## [Aim]
Each record below should appear again exactly as written.

## [Data supplied]
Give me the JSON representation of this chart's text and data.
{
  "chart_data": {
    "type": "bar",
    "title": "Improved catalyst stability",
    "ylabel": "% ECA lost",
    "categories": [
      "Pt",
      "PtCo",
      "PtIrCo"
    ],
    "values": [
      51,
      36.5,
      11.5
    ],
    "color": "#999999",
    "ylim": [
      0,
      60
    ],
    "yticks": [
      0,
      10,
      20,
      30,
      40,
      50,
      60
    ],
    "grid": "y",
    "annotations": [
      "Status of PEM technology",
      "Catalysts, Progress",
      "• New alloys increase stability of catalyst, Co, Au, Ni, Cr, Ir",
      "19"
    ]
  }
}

## [Right answer]
Give me the JSON representation of this chart's text and data.
{
  "chart_data": {
    "type": "bar",
    "title": "Improved catalyst stability",
    "ylabel": "% ECA lost",
    "categories": [
      "Pt",
      "PtCo",
      "PtIrCo"
    ],
    "values": [
      51,
      36.5,
      11.5
    ],
    "color": "#999999",
    "ylim": [
      0,
      60
    ],
    "yticks": [
      0,
      10,
      20,
      30,
      40,
      50,
      60
    ],
    "grid": "y",
    "annotations": [
      "Status of PEM technology",
      "Catalysts, Progress",
      "• New alloys increase stability of catalyst, Co, Au, Ni, Cr, Ir",
      "19"
    ]
  }
}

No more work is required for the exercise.